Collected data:
● ● ● ●

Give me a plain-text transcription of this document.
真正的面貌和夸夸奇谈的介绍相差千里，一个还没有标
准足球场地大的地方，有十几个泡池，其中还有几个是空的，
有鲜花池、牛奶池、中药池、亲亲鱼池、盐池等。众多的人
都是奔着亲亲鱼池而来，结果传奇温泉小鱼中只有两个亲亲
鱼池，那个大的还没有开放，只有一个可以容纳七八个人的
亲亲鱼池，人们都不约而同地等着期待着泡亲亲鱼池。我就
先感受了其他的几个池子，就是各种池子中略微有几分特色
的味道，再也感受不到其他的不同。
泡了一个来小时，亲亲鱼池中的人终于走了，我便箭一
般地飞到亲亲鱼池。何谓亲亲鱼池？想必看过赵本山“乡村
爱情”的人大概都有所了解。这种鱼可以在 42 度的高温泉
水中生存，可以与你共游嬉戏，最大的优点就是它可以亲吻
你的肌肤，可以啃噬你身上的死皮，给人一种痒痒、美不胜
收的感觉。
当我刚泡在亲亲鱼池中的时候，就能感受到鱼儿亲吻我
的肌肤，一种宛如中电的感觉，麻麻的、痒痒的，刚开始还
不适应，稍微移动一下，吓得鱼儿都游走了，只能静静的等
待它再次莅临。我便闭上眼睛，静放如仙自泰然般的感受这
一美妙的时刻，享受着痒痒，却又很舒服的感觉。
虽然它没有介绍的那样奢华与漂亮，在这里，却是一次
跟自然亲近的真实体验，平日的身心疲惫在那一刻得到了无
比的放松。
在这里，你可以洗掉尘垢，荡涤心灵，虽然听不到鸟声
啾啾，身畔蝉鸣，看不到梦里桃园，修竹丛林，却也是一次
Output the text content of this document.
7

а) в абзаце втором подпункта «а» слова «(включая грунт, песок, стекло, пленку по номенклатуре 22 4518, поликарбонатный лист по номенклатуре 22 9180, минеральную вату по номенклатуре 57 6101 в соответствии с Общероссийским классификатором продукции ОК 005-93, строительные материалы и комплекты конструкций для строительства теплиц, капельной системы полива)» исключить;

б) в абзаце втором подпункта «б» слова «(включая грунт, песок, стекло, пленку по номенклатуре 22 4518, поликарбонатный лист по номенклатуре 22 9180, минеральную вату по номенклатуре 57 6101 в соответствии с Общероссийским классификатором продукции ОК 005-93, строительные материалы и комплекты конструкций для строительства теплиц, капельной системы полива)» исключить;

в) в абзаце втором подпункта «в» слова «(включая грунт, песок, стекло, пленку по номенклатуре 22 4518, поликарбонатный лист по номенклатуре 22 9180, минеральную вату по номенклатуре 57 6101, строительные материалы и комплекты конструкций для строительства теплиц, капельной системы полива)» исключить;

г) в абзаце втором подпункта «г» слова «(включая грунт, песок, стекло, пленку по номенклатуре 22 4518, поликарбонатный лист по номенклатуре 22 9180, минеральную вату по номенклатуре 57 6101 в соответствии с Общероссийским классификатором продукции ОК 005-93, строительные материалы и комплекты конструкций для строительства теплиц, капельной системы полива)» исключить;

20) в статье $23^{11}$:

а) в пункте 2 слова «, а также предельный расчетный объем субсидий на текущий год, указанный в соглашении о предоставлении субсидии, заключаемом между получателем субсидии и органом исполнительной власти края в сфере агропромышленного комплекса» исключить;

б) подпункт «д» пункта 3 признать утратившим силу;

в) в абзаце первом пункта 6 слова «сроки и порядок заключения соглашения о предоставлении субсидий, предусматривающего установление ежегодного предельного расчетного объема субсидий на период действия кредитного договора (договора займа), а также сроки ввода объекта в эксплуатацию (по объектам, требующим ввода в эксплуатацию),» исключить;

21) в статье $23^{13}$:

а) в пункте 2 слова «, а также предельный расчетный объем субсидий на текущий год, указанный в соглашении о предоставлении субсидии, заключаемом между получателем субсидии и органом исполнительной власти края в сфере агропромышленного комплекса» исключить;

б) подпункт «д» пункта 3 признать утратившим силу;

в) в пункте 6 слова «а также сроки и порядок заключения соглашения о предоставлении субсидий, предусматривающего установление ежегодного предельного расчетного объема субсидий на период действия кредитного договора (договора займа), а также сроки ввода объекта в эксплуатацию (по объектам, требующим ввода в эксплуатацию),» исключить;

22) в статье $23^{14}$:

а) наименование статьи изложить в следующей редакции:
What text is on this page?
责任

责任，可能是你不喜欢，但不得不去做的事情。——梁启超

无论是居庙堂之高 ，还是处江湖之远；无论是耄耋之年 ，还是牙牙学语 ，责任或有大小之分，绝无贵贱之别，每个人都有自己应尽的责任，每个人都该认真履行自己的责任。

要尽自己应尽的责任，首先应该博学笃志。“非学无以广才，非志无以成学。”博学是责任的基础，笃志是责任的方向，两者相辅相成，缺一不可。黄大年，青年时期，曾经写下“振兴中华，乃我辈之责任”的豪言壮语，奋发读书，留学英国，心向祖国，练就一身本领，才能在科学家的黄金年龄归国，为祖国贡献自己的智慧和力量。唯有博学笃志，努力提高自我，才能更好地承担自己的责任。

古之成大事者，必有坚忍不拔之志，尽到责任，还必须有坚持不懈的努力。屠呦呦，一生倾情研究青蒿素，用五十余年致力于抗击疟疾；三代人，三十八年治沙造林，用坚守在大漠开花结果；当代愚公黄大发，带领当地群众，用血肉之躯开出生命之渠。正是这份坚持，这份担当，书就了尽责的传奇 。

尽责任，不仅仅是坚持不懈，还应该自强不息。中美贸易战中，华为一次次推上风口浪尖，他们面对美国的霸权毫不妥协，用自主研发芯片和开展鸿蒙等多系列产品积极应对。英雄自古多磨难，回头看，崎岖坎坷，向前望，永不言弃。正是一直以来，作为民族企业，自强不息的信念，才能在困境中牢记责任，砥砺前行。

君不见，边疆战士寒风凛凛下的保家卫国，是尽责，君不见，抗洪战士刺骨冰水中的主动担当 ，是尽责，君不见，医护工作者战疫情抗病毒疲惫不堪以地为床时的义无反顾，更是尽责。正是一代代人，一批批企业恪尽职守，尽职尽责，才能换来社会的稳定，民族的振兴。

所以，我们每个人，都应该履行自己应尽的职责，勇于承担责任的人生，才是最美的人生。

● ● ● ●

## What is needed
Repeat, exactly and only, the lines above from the one containing "What text is on this page?" through the end of the material.

## Task response
What text is on this page?
责任

责任，可能是你不喜欢，但不得不去做的事情。——梁启超

无论是居庙堂之高 ，还是处江湖之远；无论是耄耋之年 ，还是牙牙学语 ，责任或有大小之分，绝无贵贱之别，每个人都有自己应尽的责任，每个人都该认真履行自己的责任。

要尽自己应尽的责任，首先应该博学笃志。“非学无以广才，非志无以成学。”博学是责任的基础，笃志是责任的方向，两者相辅相成，缺一不可。黄大年，青年时期，曾经写下“振兴中华，乃我辈之责任”的豪言壮语，奋发读书，留学英国，心向祖国，练就一身本领，才能在科学家的黄金年龄归国，为祖国贡献自己的智慧和力量。唯有博学笃志，努力提高自我，才能更好地承担自己的责任。

古之成大事者，必有坚忍不拔之志，尽到责任，还必须有坚持不懈的努力。屠呦呦，一生倾情研究青蒿素，用五十余年致力于抗击疟疾；三代人，三十八年治沙造林，用坚守在大漠开花结果；当代愚公黄大发，带领当地群众，用血肉之躯开出生命之渠。正是这份坚持，这份担当，书就了尽责的传奇 。

尽责任，不仅仅是坚持不懈，还应该自强不息。中美贸易战中，华为一次次推上风口浪尖，他们面对美国的霸权毫不妥协，用自主研发芯片和开展鸿蒙等多系列产品积极应对。英雄自古多磨难，回头看，崎岖坎坷，向前望，永不言弃。正是一直以来，作为民族企业，自强不息的信念，才能在困境中牢记责任，砥砺前行。

君不见，边疆战士寒风凛凛下的保家卫国，是尽责，君不见，抗洪战士刺骨冰水中的主动担当 ，是尽责，君不见，医护工作者战疫情抗病毒疲惫不堪以地为床时的义无反顾，更是尽责。正是一代代人，一批批企业恪尽职守，尽职尽责，才能换来社会的稳定，民族的振兴。

所以，我们每个人，都应该履行自己应尽的职责，勇于承担责任的人生，才是最美的人生。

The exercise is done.